What needs to be done: Would you set down every entry shown below, precisely as written?

Data provided:
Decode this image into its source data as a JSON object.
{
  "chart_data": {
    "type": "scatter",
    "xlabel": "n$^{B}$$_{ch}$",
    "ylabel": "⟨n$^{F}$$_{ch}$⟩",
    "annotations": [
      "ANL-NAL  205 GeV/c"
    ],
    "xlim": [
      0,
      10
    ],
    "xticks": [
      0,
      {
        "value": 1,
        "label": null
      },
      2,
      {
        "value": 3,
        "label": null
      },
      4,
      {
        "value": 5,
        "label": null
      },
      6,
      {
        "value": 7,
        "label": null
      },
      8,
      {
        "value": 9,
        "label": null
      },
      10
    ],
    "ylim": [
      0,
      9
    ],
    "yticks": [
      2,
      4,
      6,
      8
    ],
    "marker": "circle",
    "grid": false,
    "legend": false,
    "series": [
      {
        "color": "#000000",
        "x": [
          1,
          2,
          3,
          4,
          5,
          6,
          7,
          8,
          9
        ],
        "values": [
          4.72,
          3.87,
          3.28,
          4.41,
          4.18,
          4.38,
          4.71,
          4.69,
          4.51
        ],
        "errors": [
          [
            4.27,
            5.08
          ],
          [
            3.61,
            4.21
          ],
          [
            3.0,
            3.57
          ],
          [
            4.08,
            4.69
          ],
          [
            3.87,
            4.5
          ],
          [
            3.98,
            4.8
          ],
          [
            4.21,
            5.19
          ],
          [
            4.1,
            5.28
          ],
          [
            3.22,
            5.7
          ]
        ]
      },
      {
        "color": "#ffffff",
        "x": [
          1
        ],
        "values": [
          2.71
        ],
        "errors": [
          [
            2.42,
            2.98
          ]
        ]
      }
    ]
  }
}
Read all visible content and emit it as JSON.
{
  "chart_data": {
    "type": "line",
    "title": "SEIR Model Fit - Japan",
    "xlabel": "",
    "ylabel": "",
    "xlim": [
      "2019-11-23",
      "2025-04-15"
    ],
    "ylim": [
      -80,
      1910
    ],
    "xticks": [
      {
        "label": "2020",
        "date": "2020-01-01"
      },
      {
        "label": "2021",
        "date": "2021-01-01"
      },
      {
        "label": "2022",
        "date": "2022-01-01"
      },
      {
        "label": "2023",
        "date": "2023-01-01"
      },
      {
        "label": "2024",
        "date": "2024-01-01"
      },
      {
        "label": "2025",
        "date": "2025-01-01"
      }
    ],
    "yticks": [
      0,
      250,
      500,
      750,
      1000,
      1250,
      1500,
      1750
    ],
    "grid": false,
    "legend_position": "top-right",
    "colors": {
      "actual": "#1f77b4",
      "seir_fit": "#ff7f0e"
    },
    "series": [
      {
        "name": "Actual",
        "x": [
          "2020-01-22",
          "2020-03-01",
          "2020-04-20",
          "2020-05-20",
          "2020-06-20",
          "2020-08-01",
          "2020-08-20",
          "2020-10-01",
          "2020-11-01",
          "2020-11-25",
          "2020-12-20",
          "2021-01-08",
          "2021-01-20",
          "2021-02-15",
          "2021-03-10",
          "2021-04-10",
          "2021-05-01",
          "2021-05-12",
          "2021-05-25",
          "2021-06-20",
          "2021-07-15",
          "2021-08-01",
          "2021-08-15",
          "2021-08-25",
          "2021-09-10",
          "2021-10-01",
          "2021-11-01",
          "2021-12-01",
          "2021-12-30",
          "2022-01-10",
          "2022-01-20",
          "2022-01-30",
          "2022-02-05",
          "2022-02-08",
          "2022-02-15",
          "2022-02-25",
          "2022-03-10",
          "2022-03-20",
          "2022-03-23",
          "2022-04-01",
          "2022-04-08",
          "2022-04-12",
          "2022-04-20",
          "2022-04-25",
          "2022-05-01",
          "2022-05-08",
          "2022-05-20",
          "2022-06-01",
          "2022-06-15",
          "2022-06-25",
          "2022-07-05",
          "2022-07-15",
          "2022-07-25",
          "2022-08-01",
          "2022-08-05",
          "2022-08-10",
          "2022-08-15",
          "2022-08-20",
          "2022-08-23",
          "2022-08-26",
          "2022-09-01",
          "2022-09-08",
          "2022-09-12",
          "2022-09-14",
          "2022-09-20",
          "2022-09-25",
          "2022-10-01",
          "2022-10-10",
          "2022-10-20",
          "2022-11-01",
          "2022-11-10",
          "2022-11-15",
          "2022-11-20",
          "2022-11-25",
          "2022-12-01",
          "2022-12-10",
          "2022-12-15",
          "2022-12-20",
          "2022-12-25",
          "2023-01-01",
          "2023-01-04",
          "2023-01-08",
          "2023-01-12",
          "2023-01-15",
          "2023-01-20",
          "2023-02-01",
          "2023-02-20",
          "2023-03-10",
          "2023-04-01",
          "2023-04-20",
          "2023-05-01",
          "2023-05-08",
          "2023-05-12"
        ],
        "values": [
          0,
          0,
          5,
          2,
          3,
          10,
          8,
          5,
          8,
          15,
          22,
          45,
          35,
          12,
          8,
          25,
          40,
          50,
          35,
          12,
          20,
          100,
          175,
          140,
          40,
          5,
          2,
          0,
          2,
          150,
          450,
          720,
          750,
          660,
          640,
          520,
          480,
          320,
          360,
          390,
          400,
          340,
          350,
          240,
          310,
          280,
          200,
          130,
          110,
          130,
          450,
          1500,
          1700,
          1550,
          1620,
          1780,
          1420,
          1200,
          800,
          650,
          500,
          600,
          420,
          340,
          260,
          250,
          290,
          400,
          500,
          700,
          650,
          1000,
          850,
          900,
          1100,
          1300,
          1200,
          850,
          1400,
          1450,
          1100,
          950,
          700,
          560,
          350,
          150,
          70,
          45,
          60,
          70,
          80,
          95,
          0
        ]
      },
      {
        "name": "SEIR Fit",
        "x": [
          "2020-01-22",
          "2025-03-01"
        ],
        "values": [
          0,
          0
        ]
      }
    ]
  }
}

Response to this task:
Decode this image into its source data as a JSON object.
{
  "chart_data": {
    "type": "scatter",
    "xlabel": "n$^{B}$$_{ch}$",
    "ylabel": "⟨n$^{F}$$_{ch}$⟩",
    "annotations": [
      "ANL-NAL  205 GeV/c"
    ],
    "xlim": [
      0,
      10
    ],
    "xticks": [
      0,
      {
        "value": 1,
        "label": null
      },
      2,
      {
        "value": 3,
        "label": null
      },
      4,
      {
        "value": 5,
        "label": null
      },
      6,
      {
        "value": 7,
        "label": null
      },
      8,
      {
        "value": 9,
        "label": null
      },
      10
    ],
    "ylim": [
      0,
      9
    ],
    "yticks": [
      2,
      4,
      6,
      8
    ],
    "marker": "circle",
    "grid": false,
    "legend": false,
    "series": [
      {
        "color": "#000000",
        "x": [
          1,
          2,
          3,
          4,
          5,
          6,
          7,
          8,
          9
        ],
        "values": [
          4.72,
          3.87,
          3.28,
          4.41,
          4.18,
          4.38,
          4.71,
          4.69,
          4.51
        ],
        "errors": [
          [
            4.27,
            5.08
          ],
          [
            3.61,
            4.21
          ],
          [
            3.0,
            3.57
          ],
          [
            4.08,
            4.69
          ],
          [
            3.87,
            4.5
          ],
          [
            3.98,
            4.8
          ],
          [
            4.21,
            5.19
          ],
          [
            4.1,
            5.28
          ],
          [
            3.22,
            5.7
          ]
        ]
      },
      {
        "color": "#ffffff",
        "x": [
          1
        ],
        "values": [
          2.71
        ],
        "errors": [
          [
            2.42,
            2.98
          ]
        ]
      }
    ]
  }
}
Read all visible content and emit it as JSON.
{
  "chart_data": {
    "type": "line",
    "title": "SEIR Model Fit - Japan",
    "xlabel": "",
    "ylabel": "",
    "xlim": [
      "2019-11-23",
      "2025-04-15"
    ],
    "ylim": [
      -80,
      1910
    ],
    "xticks": [
      {
        "label": "2020",
        "date": "2020-01-01"
      },
      {
        "label": "2021",
        "date": "2021-01-01"
      },
      {
        "label": "2022",
        "date": "2022-01-01"
      },
      {
        "label": "2023",
        "date": "2023-01-01"
      },
      {
        "label": "2024",
        "date": "2024-01-01"
      },
      {
        "label": "2025",
        "date": "2025-01-01"
      }
    ],
    "yticks": [
      0,
      250,
      500,
      750,
      1000,
      1250,
      1500,
      1750
    ],
    "grid": false,
    "legend_position": "top-right",
    "colors": {
      "actual": "#1f77b4",
      "seir_fit": "#ff7f0e"
    },
    "series": [
      {
        "name": "Actual",
        "x": [
          "2020-01-22",
          "2020-03-01",
          "2020-04-20",
          "2020-05-20",
          "2020-06-20",
          "2020-08-01",
          "2020-08-20",
          "2020-10-01",
          "2020-11-01",
          "2020-11-25",
          "2020-12-20",
          "2021-01-08",
          "2021-01-20",
          "2021-02-15",
          "2021-03-10",
          "2021-04-10",
          "2021-05-01",
          "2021-05-12",
          "2021-05-25",
          "2021-06-20",
          "2021-07-15",
          "2021-08-01",
          "2021-08-15",
          "2021-08-25",
          "2021-09-10",
          "2021-10-01",
          "2021-11-01",
          "2021-12-01",
          "2021-12-30",
          "2022-01-10",
          "2022-01-20",
          "2022-01-30",
          "2022-02-05",
          "2022-02-08",
          "2022-02-15",
          "2022-02-25",
          "2022-03-10",
          "2022-03-20",
          "2022-03-23",
          "2022-04-01",
          "2022-04-08",
          "2022-04-12",
          "2022-04-20",
          "2022-04-25",
          "2022-05-01",
          "2022-05-08",
          "2022-05-20",
          "2022-06-01",
          "2022-06-15",
          "2022-06-25",
          "2022-07-05",
          "2022-07-15",
          "2022-07-25",
          "2022-08-01",
          "2022-08-05",
          "2022-08-10",
          "2022-08-15",
          "2022-08-20",
          "2022-08-23",
          "2022-08-26",
          "2022-09-01",
          "2022-09-08",
          "2022-09-12",
          "2022-09-14",
          "2022-09-20",
          "2022-09-25",
          "2022-10-01",
          "2022-10-10",
          "2022-10-20",
          "2022-11-01",
          "2022-11-10",
          "2022-11-15",
          "2022-11-20",
          "2022-11-25",
          "2022-12-01",
          "2022-12-10",
          "2022-12-15",
          "2022-12-20",
          "2022-12-25",
          "2023-01-01",
          "2023-01-04",
          "2023-01-08",
          "2023-01-12",
          "2023-01-15",
          "2023-01-20",
          "2023-02-01",
          "2023-02-20",
          "2023-03-10",
          "2023-04-01",
          "2023-04-20",
          "2023-05-01",
          "2023-05-08",
          "2023-05-12"
        ],
        "values": [
          0,
          0,
          5,
          2,
          3,
          10,
          8,
          5,
          8,
          15,
          22,
          45,
          35,
          12,
          8,
          25,
          40,
          50,
          35,
          12,
          20,
          100,
          175,
          140,
          40,
          5,
          2,
          0,
          2,
          150,
          450,
          720,
          750,
          660,
          640,
          520,
          480,
          320,
          360,
          390,
          400,
          340,
          350,
          240,
          310,
          280,
          200,
          130,
          110,
          130,
          450,
          1500,
          1700,
          1550,
          1620,
          1780,
          1420,
          1200,
          800,
          650,
          500,
          600,
          420,
          340,
          260,
          250,
          290,
          400,
          500,
          700,
          650,
          1000,
          850,
          900,
          1100,
          1300,
          1200,
          850,
          1400,
          1450,
          1100,
          950,
          700,
          560,
          350,
          150,
          70,
          45,
          60,
          70,
          80,
          95,
          0
        ]
      },
      {
        "name": "SEIR Fit",
        "x": [
          "2020-01-22",
          "2025-03-01"
        ],
        "values": [
          0,
          0
        ]
      }
    ]
  }
}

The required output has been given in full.